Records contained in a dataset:
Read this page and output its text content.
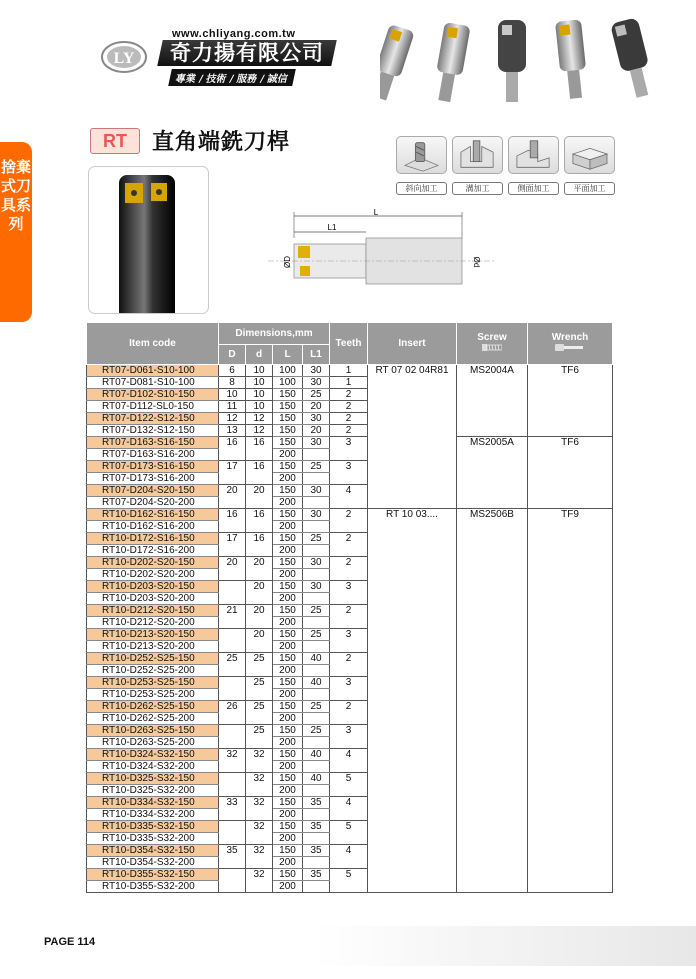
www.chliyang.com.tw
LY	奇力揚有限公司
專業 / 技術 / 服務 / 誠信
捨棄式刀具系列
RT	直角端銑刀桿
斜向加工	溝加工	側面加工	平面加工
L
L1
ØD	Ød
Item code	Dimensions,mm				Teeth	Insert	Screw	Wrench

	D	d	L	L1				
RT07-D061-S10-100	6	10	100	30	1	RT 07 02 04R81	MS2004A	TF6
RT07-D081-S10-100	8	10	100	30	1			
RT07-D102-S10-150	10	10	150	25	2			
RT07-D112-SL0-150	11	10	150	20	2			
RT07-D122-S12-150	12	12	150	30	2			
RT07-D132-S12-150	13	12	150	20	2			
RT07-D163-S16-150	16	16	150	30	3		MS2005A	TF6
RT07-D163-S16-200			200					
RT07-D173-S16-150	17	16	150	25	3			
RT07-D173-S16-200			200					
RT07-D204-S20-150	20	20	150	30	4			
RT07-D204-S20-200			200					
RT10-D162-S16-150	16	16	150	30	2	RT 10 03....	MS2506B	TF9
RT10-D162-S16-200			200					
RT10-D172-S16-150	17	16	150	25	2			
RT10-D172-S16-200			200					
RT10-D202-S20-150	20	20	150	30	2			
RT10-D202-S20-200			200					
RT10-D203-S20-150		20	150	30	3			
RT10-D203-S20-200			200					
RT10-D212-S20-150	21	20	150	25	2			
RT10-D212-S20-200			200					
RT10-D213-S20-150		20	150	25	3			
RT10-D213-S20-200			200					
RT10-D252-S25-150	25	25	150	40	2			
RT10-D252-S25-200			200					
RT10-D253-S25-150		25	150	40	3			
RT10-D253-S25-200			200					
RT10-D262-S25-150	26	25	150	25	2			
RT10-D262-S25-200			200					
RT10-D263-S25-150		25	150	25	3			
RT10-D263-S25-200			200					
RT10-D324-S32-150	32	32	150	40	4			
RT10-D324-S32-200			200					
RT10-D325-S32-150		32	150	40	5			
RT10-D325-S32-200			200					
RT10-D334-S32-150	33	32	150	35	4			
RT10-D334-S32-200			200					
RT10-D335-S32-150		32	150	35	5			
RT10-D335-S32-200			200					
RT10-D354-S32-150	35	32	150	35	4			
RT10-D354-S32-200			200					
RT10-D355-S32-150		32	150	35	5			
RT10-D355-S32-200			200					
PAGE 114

THE PROBLEM:
Copy the listing exactly. Any image in it stays out of the copy.

OUTPUT BELOW:
Read this page and output its text content.
www.chliyang.com.tw
LY	奇力揚有限公司
專業 / 技術 / 服務 / 誠信
捨棄式刀具系列
RT	直角端銑刀桿
斜向加工	溝加工	側面加工	平面加工
L
L1
ØD	Ød
Item code	Dimensions,mm				Teeth	Insert	Screw	Wrench

	D	d	L	L1				
RT07-D061-S10-100	6	10	100	30	1	RT 07 02 04R81	MS2004A	TF6
RT07-D081-S10-100	8	10	100	30	1			
RT07-D102-S10-150	10	10	150	25	2			
RT07-D112-SL0-150	11	10	150	20	2			
RT07-D122-S12-150	12	12	150	30	2			
RT07-D132-S12-150	13	12	150	20	2			
RT07-D163-S16-150	16	16	150	30	3		MS2005A	TF6
RT07-D163-S16-200			200					
RT07-D173-S16-150	17	16	150	25	3			
RT07-D173-S16-200			200					
RT07-D204-S20-150	20	20	150	30	4			
RT07-D204-S20-200			200					
RT10-D162-S16-150	16	16	150	30	2	RT 10 03....	MS2506B	TF9
RT10-D162-S16-200			200					
RT10-D172-S16-150	17	16	150	25	2			
RT10-D172-S16-200			200					
RT10-D202-S20-150	20	20	150	30	2			
RT10-D202-S20-200			200					
RT10-D203-S20-150		20	150	30	3			
RT10-D203-S20-200			200					
RT10-D212-S20-150	21	20	150	25	2			
RT10-D212-S20-200			200					
RT10-D213-S20-150		20	150	25	3			
RT10-D213-S20-200			200					
RT10-D252-S25-150	25	25	150	40	2			
RT10-D252-S25-200			200					
RT10-D253-S25-150		25	150	40	3			
RT10-D253-S25-200			200					
RT10-D262-S25-150	26	25	150	25	2			
RT10-D262-S25-200			200					
RT10-D263-S25-150		25	150	25	3			
RT10-D263-S25-200			200					
RT10-D324-S32-150	32	32	150	40	4			
RT10-D324-S32-200			200					
RT10-D325-S32-150		32	150	40	5			
RT10-D325-S32-200			200					
RT10-D334-S32-150	33	32	150	35	4			
RT10-D334-S32-200			200					
RT10-D335-S32-150		32	150	35	5			
RT10-D335-S32-200			200					
RT10-D354-S32-150	35	32	150	35	4			
RT10-D354-S32-200			200					
RT10-D355-S32-150		32	150	35	5			
RT10-D355-S32-200			200					
PAGE 114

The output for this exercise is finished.